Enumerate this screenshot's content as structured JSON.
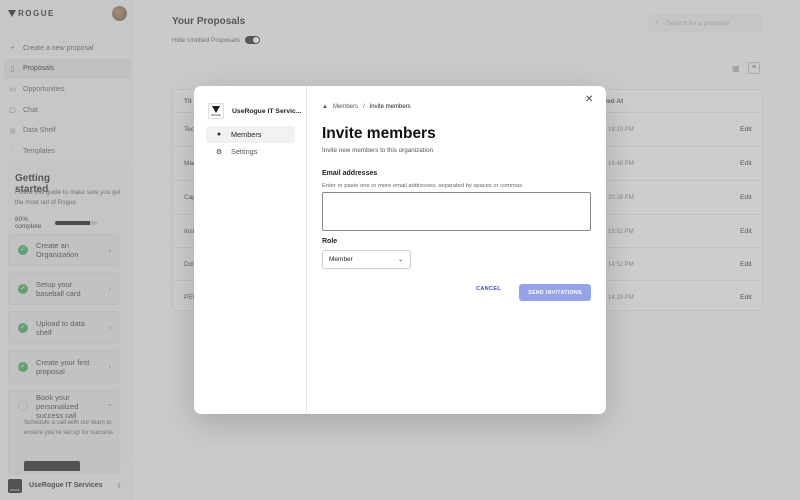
{
  "brand": {
    "name": "ROGUE"
  },
  "sidebar": {
    "items": [
      {
        "label": "Create a new proposal",
        "icon": "plus-icon"
      },
      {
        "label": "Proposals",
        "icon": "document-icon",
        "active": true
      },
      {
        "label": "Opportunities",
        "icon": "clipboard-icon"
      },
      {
        "label": "Chat",
        "icon": "chat-icon"
      },
      {
        "label": "Data Shelf",
        "icon": "database-icon"
      },
      {
        "label": "Templates",
        "icon": "sliders-icon"
      }
    ]
  },
  "getting_started": {
    "title": "Getting started",
    "description": "Follow this guide to make sure you get the most out of Rogue.",
    "progress_text": "80% complete",
    "progress_value": 0.8,
    "steps": [
      {
        "label": "Create an Organization",
        "done": true
      },
      {
        "label": "Setup your baseball card",
        "done": true
      },
      {
        "label": "Upload to data shelf",
        "done": true
      },
      {
        "label": "Create your first proposal",
        "done": true
      },
      {
        "label": "Book your personalized success call",
        "done": false
      }
    ],
    "step_detail": "Schedule a call with our team to ensure you're set up for success."
  },
  "org_footer": {
    "name": "UseRogue IT Services"
  },
  "main": {
    "title": "Your Proposals",
    "hide_untitled_label": "Hide Untitled Proposals",
    "search_placeholder": "Search for a proposal",
    "table": {
      "col_title": "Tit",
      "col_updated": "ted At",
      "rows": [
        {
          "title": "Tec",
          "date": "3 19:10 PM",
          "action": "Edit"
        },
        {
          "title": "Mar",
          "date": "3 16:48 PM",
          "action": "Edit"
        },
        {
          "title": "Cap",
          "date": "3 20:28 PM",
          "action": "Edit"
        },
        {
          "title": "Inst",
          "date": "3 15:52 PM",
          "action": "Edit"
        },
        {
          "title": "Dol",
          "date": "3 14:52 PM",
          "action": "Edit"
        },
        {
          "title": "PEI",
          "date": "3 14:19 PM",
          "action": "Edit"
        }
      ]
    }
  },
  "modal": {
    "org_name": "UseRogue IT Servic...",
    "org_logo_text": "ROGUE",
    "nav": [
      {
        "label": "Members",
        "active": true
      },
      {
        "label": "Settings",
        "active": false
      }
    ],
    "breadcrumb": {
      "parent": "Members",
      "separator": "/",
      "current": "Invite members"
    },
    "title": "Invite members",
    "subtitle": "Invite new members to this organization",
    "email_label": "Email addresses",
    "email_hint": "Enter or paste one or more email addresses, separated by spaces or commas",
    "email_value": "",
    "role_label": "Role",
    "role_value": "Member",
    "cancel_label": "CANCEL",
    "send_label": "SEND INVITATIONS",
    "colors": {
      "accent": "#3a4fb3",
      "send_disabled": "#95a4e8",
      "success": "#3aa65a"
    }
  }
}
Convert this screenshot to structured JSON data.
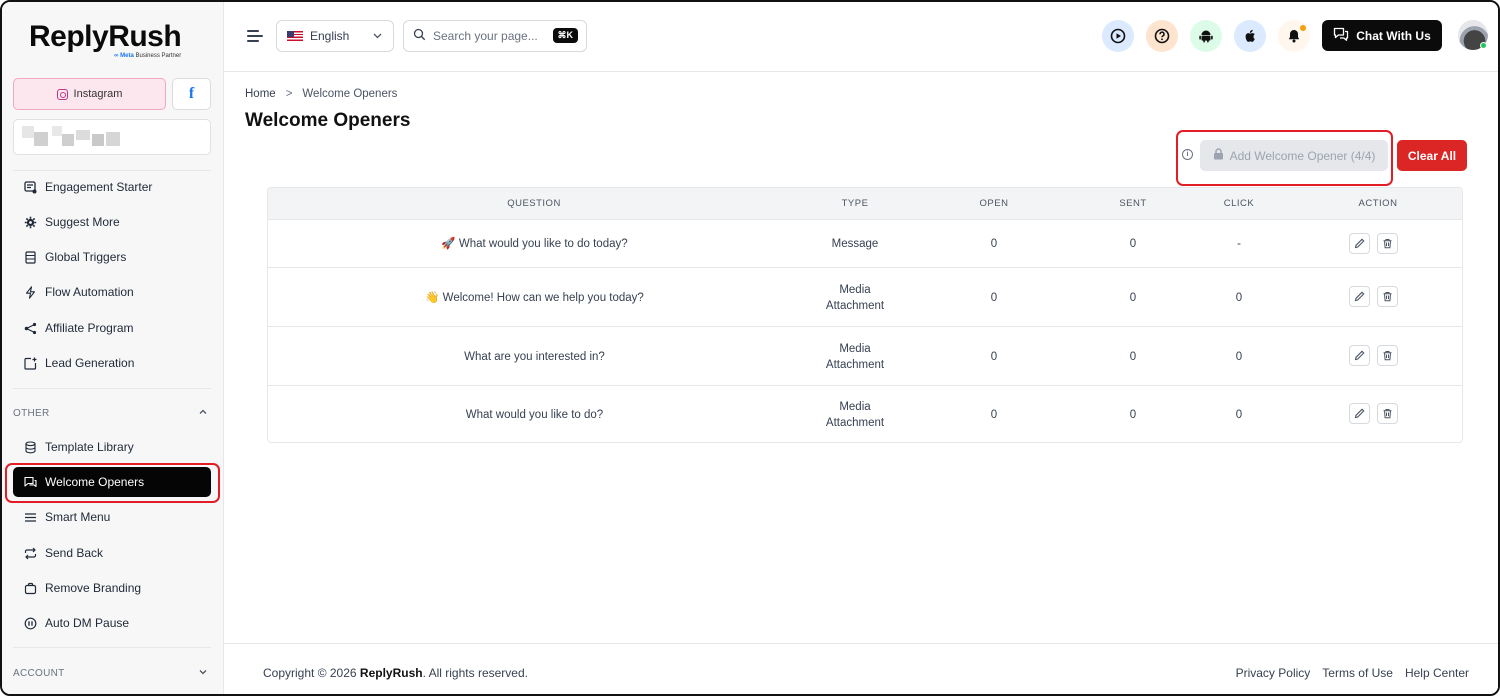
{
  "brand": {
    "name": "ReplyRush",
    "subtitle": "Meta Business Partner",
    "meta_word": "∞ Meta",
    "sub_rest": " Business Partner"
  },
  "account_tabs": {
    "instagram": "Instagram",
    "facebook": "f"
  },
  "sidebar": {
    "items": [
      {
        "label": "Engagement Starter",
        "icon": "engagement-icon"
      },
      {
        "label": "Suggest More",
        "icon": "gear-icon"
      },
      {
        "label": "Global Triggers",
        "icon": "list-icon"
      },
      {
        "label": "Flow Automation",
        "icon": "bolt-icon"
      },
      {
        "label": "Affiliate Program",
        "icon": "share-icon"
      },
      {
        "label": "Lead Generation",
        "icon": "lead-icon"
      }
    ],
    "other_label": "OTHER",
    "other_items": [
      {
        "label": "Template Library",
        "icon": "database-icon"
      },
      {
        "label": "Welcome Openers",
        "icon": "chat-icon",
        "active": true
      },
      {
        "label": "Smart Menu",
        "icon": "menu-icon"
      },
      {
        "label": "Send Back",
        "icon": "repeat-icon"
      },
      {
        "label": "Remove Branding",
        "icon": "tag-icon"
      },
      {
        "label": "Auto DM Pause",
        "icon": "pause-icon"
      }
    ],
    "account_label": "ACCOUNT"
  },
  "topbar": {
    "language": "English",
    "search_placeholder": "Search your page...",
    "shortcut": "⌘K",
    "chat_button": "Chat With Us",
    "icons": [
      "play-icon",
      "help-icon",
      "android-icon",
      "apple-icon",
      "bell-icon"
    ]
  },
  "breadcrumb": {
    "home": "Home",
    "separator": ">",
    "current": "Welcome Openers"
  },
  "page_title": "Welcome Openers",
  "actions": {
    "add_label": "Add Welcome Opener (4/4)",
    "clear_label": "Clear All"
  },
  "table": {
    "headers": [
      "QUESTION",
      "TYPE",
      "OPEN",
      "SENT",
      "CLICK",
      "ACTION"
    ],
    "rows": [
      {
        "question": "🚀 What would you like to do today?",
        "type": "Message",
        "open": "0",
        "sent": "0",
        "click": "-"
      },
      {
        "question": "👋 Welcome! How can we help you today?",
        "type": "Media\nAttachment",
        "open": "0",
        "sent": "0",
        "click": "0"
      },
      {
        "question": "What are you interested in?",
        "type": "Media\nAttachment",
        "open": "0",
        "sent": "0",
        "click": "0"
      },
      {
        "question": "What would you like to do?",
        "type": "Media\nAttachment",
        "open": "0",
        "sent": "0",
        "click": "0"
      }
    ]
  },
  "footer": {
    "copyright_prefix": "Copyright © 2026 ",
    "copyright_brand": "ReplyRush",
    "copyright_suffix": ". All rights reserved.",
    "links": [
      "Privacy Policy",
      "Terms of Use",
      "Help Center"
    ]
  },
  "colors": {
    "accent_red": "#dc2626",
    "highlight": "#e11d26",
    "dark": "#0b0b0b",
    "instagram_pink": "#fde7ef",
    "facebook_blue": "#1877f2"
  }
}
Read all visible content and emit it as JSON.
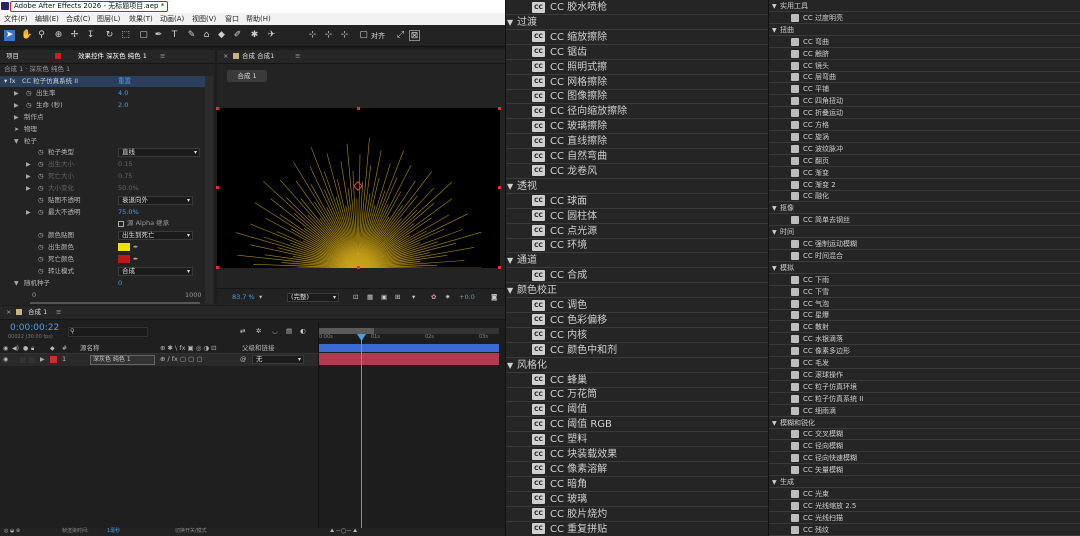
{
  "window": {
    "title": "Adobe After Effects 2026 - 无标题项目.aep *"
  },
  "menu": [
    "文件(F)",
    "编辑(E)",
    "合成(C)",
    "图层(L)",
    "效果(T)",
    "动画(A)",
    "视图(V)",
    "窗口",
    "帮助(H)"
  ],
  "toolbar": {
    "align_label": "对齐"
  },
  "project_panel": {
    "tab_project": "项目",
    "tab_effects": "效果控件 深灰色 纯色 1",
    "breadcrumb": "合成 1 · 深灰色 纯色 1",
    "effect_name": "CC 粒子仿真系统 II",
    "reset_label": "重置",
    "props": [
      {
        "label": "出生率",
        "value": "4.0"
      },
      {
        "label": "生命 (秒)",
        "value": "2.0"
      },
      {
        "label": "制作点",
        "value": ""
      },
      {
        "label": "物理",
        "value": ""
      },
      {
        "label": "粒子",
        "value": ""
      }
    ],
    "particle": {
      "type_label": "粒子类型",
      "type_value": "直线",
      "birth_size_label": "出生大小",
      "birth_size": "0.15",
      "death_size_label": "死亡大小",
      "death_size": "0.75",
      "size_var_label": "大小变化",
      "size_var": "50.0%",
      "opacity_map_label": "贴图不透明",
      "opacity_map_value": "衰退向外",
      "max_opacity_label": "最大不透明",
      "max_opacity": "75.0%",
      "alpha_label": "源 Alpha 继承",
      "color_map_label": "颜色贴图",
      "color_map_value": "出生到死亡",
      "birth_color_label": "出生颜色",
      "birth_color": "#f0e010",
      "death_color_label": "死亡颜色",
      "death_color": "#c01818",
      "transfer_label": "转让模式",
      "transfer_value": "合成"
    },
    "random_label": "随机种子",
    "random_value": "0",
    "slider_min": "0",
    "slider_max": "1000"
  },
  "viewer": {
    "tab_label": "合成 合成1",
    "comp_button": "合成 1",
    "zoom": "83.7 %",
    "quality": "(完整)",
    "exposure": "+0.0"
  },
  "timeline": {
    "tab_label": "合成 1",
    "timecode": "0:00:00:22",
    "timecode_sub": "00022 (30.00 fps)",
    "search_placeholder": "",
    "col_source": "源名称",
    "col_parent": "父级和链接",
    "layer_num": "1",
    "layer_name": "深灰色 纯色 1",
    "layer_parent": "无",
    "ruler": [
      "0:00s",
      "01s",
      "02s",
      "03s"
    ],
    "footer_render_label": "帧渲染时间:",
    "footer_render_value": "1毫秒",
    "footer_switch": "切换开关/模式"
  },
  "effects_list_left": [
    {
      "type": "item",
      "label": "CC 胶水喷枪"
    },
    {
      "type": "cat",
      "label": "过渡"
    },
    {
      "type": "item",
      "label": "CC 缩放擦除"
    },
    {
      "type": "item",
      "label": "CC 锯齿"
    },
    {
      "type": "item",
      "label": "CC 照明式擦"
    },
    {
      "type": "item",
      "label": "CC 网格擦除"
    },
    {
      "type": "item",
      "label": "CC 图像擦除"
    },
    {
      "type": "item",
      "label": "CC 径向缩放擦除"
    },
    {
      "type": "item",
      "label": "CC 玻璃擦除"
    },
    {
      "type": "item",
      "label": "CC 直线擦除"
    },
    {
      "type": "item",
      "label": "CC 自然弯曲"
    },
    {
      "type": "item",
      "label": "CC 龙卷风"
    },
    {
      "type": "cat",
      "label": "透视"
    },
    {
      "type": "item",
      "label": "CC 球面"
    },
    {
      "type": "item",
      "label": "CC 圆柱体"
    },
    {
      "type": "item",
      "label": "CC 点光源"
    },
    {
      "type": "item",
      "label": "CC 环境"
    },
    {
      "type": "cat",
      "label": "通道"
    },
    {
      "type": "item",
      "label": "CC 合成"
    },
    {
      "type": "cat",
      "label": "颜色校正"
    },
    {
      "type": "item",
      "label": "CC 调色"
    },
    {
      "type": "item",
      "label": "CC 色彩偏移"
    },
    {
      "type": "item",
      "label": "CC 内核"
    },
    {
      "type": "item",
      "label": "CC 颜色中和剂"
    },
    {
      "type": "cat",
      "label": "风格化"
    },
    {
      "type": "item",
      "label": "CC 蜂巢"
    },
    {
      "type": "item",
      "label": "CC 万花筒"
    },
    {
      "type": "item",
      "label": "CC 阈值"
    },
    {
      "type": "item",
      "label": "CC 阈值 RGB"
    },
    {
      "type": "item",
      "label": "CC 塑料"
    },
    {
      "type": "item",
      "label": "CC 块装载效果"
    },
    {
      "type": "item",
      "label": "CC 像素溶解"
    },
    {
      "type": "item",
      "label": "CC 暗角"
    },
    {
      "type": "item",
      "label": "CC 玻璃"
    },
    {
      "type": "item",
      "label": "CC 胶片烧灼"
    },
    {
      "type": "item",
      "label": "CC 重复拼贴"
    }
  ],
  "effects_list_right": [
    {
      "type": "cat",
      "label": "实用工具"
    },
    {
      "type": "item",
      "label": "CC 过度明亮"
    },
    {
      "type": "cat",
      "label": "扭曲"
    },
    {
      "type": "item",
      "label": "CC 弯曲"
    },
    {
      "type": "item",
      "label": "CC 触脐"
    },
    {
      "type": "item",
      "label": "CC 镜头"
    },
    {
      "type": "item",
      "label": "CC 层弯曲"
    },
    {
      "type": "item",
      "label": "CC 平铺"
    },
    {
      "type": "item",
      "label": "CC 四角扭动"
    },
    {
      "type": "item",
      "label": "CC 折叠运动"
    },
    {
      "type": "item",
      "label": "CC 方格"
    },
    {
      "type": "item",
      "label": "CC 旋涡"
    },
    {
      "type": "item",
      "label": "CC 波纹脉冲"
    },
    {
      "type": "item",
      "label": "CC 翻页"
    },
    {
      "type": "item",
      "label": "CC 渐变"
    },
    {
      "type": "item",
      "label": "CC 渐变 2"
    },
    {
      "type": "item",
      "label": "CC 融化"
    },
    {
      "type": "cat",
      "label": "抠像"
    },
    {
      "type": "item",
      "label": "CC 简单去钢丝"
    },
    {
      "type": "cat",
      "label": "时间"
    },
    {
      "type": "item",
      "label": "CC 强制运动模糊"
    },
    {
      "type": "item",
      "label": "CC 时间混合"
    },
    {
      "type": "cat",
      "label": "模拟"
    },
    {
      "type": "item",
      "label": "CC 下雨"
    },
    {
      "type": "item",
      "label": "CC 下雪"
    },
    {
      "type": "item",
      "label": "CC 气泡"
    },
    {
      "type": "item",
      "label": "CC 星爆"
    },
    {
      "type": "item",
      "label": "CC 散射"
    },
    {
      "type": "item",
      "label": "CC 水银滴落"
    },
    {
      "type": "item",
      "label": "CC 像素多边形"
    },
    {
      "type": "item",
      "label": "CC 毛发"
    },
    {
      "type": "item",
      "label": "CC 滚球操作"
    },
    {
      "type": "item",
      "label": "CC 粒子仿真环境"
    },
    {
      "type": "item",
      "label": "CC 粒子仿真系统 II"
    },
    {
      "type": "item",
      "label": "CC 细雨滴"
    },
    {
      "type": "cat",
      "label": "模糊和锐化"
    },
    {
      "type": "item",
      "label": "CC 交叉模糊"
    },
    {
      "type": "item",
      "label": "CC 径向模糊"
    },
    {
      "type": "item",
      "label": "CC 径向快速模糊"
    },
    {
      "type": "item",
      "label": "CC 矢量模糊"
    },
    {
      "type": "cat",
      "label": "生成"
    },
    {
      "type": "item",
      "label": "CC 光束"
    },
    {
      "type": "item",
      "label": "CC 光线缩放 2.5"
    },
    {
      "type": "item",
      "label": "CC 光线扫描"
    },
    {
      "type": "item",
      "label": "CC 残纹"
    }
  ]
}
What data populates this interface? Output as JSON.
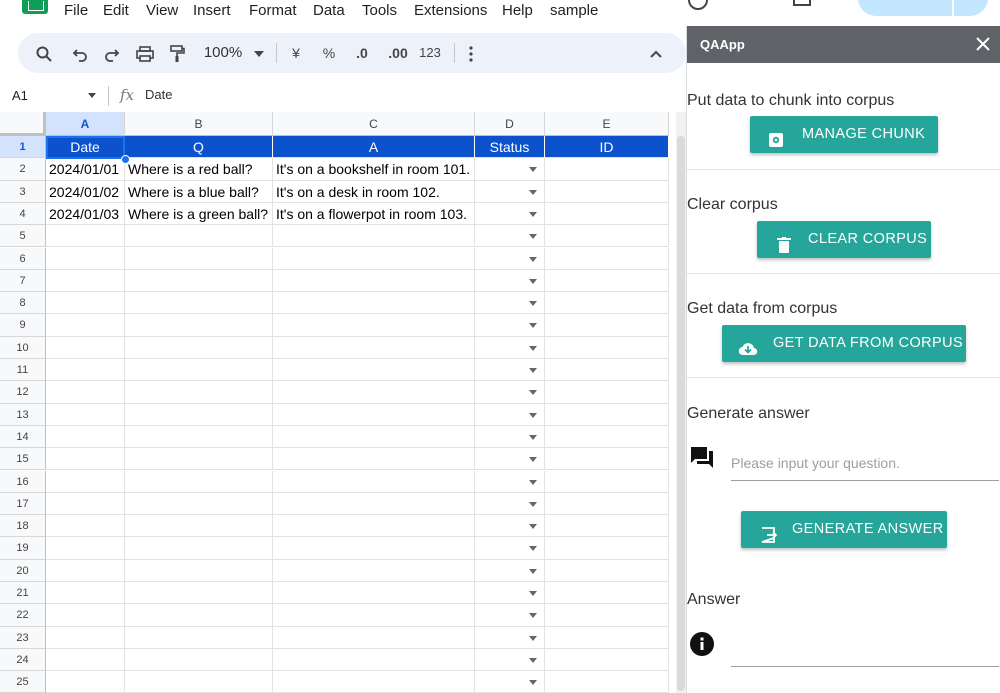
{
  "menu": {
    "items": [
      "File",
      "Edit",
      "View",
      "Insert",
      "Format",
      "Data",
      "Tools",
      "Extensions",
      "Help"
    ],
    "doc_title": "sample"
  },
  "toolbar": {
    "zoom": "100%",
    "currency": "¥",
    "percent": "%",
    "dec_decrease": ".0",
    "dec_increase": ".00",
    "number_format": "123"
  },
  "formula_bar": {
    "name_box": "A1",
    "fx": "fx",
    "content": "Date"
  },
  "sheet": {
    "column_headers": [
      "A",
      "B",
      "C",
      "D",
      "E"
    ],
    "header_row": [
      "Date",
      "Q",
      "A",
      "Status",
      "ID"
    ],
    "rows": [
      [
        "2024/01/01",
        "Where is a red ball?",
        "It's on a bookshelf in room 101.",
        "",
        ""
      ],
      [
        "2024/01/02",
        "Where is a blue ball?",
        "It's on a desk in room 102.",
        "",
        ""
      ],
      [
        "2024/01/03",
        "Where is a green ball?",
        "It's on a flowerpot in room 103.",
        "",
        ""
      ]
    ],
    "row_numbers": [
      "1",
      "2",
      "3",
      "4",
      "5",
      "6",
      "7",
      "8",
      "9",
      "10",
      "11",
      "12",
      "13",
      "14",
      "15",
      "16",
      "17",
      "18",
      "19",
      "20",
      "21",
      "22",
      "23",
      "24",
      "25"
    ]
  },
  "sidebar": {
    "title": "QAApp",
    "sections": {
      "chunk_label": "Put data to chunk into corpus",
      "chunk_button": "MANAGE CHUNK",
      "clear_label": "Clear corpus",
      "clear_button": "CLEAR CORPUS",
      "get_label": "Get data from corpus",
      "get_button": "GET DATA FROM CORPUS",
      "generate_label": "Generate answer",
      "question_placeholder": "Please input your question.",
      "generate_button": "GENERATE ANSWER",
      "answer_label": "Answer"
    }
  },
  "colors": {
    "header_fill": "#0b52cc",
    "button": "#26a69a",
    "sidebar_header": "#5f6368",
    "toolbar_bg": "#edf2fa"
  }
}
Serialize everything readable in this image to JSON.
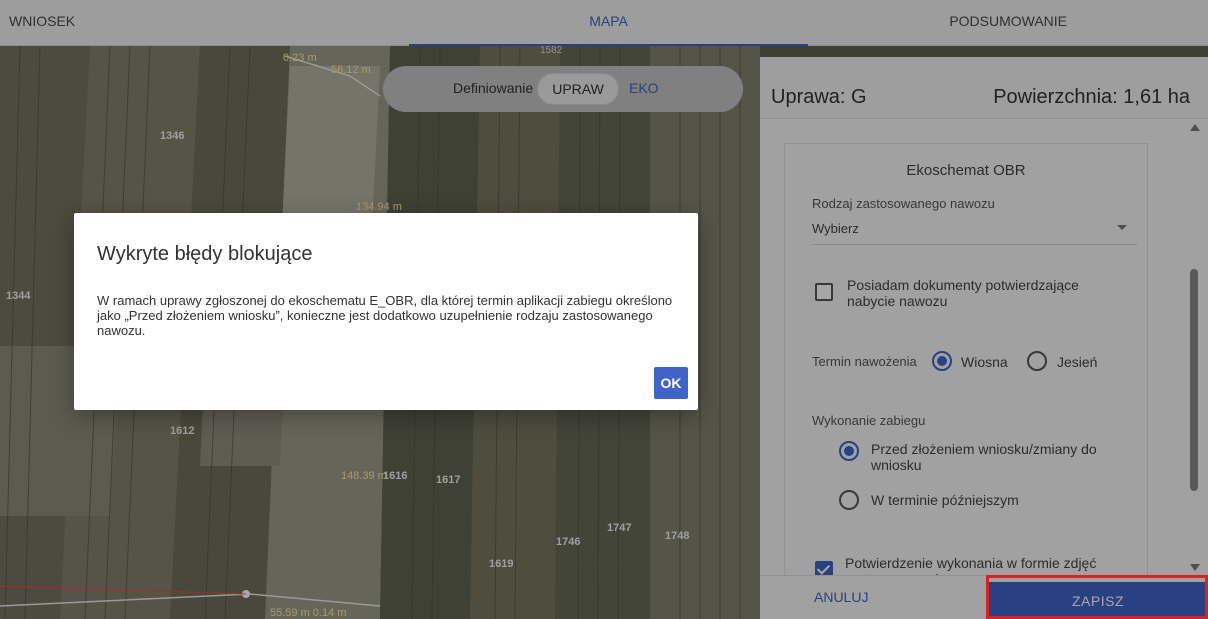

- - - - -

» TASK DIRECTIONS
Search the lines for the word "like" and report how many contain it, by number only.

» COMPLETE OUTPUT
2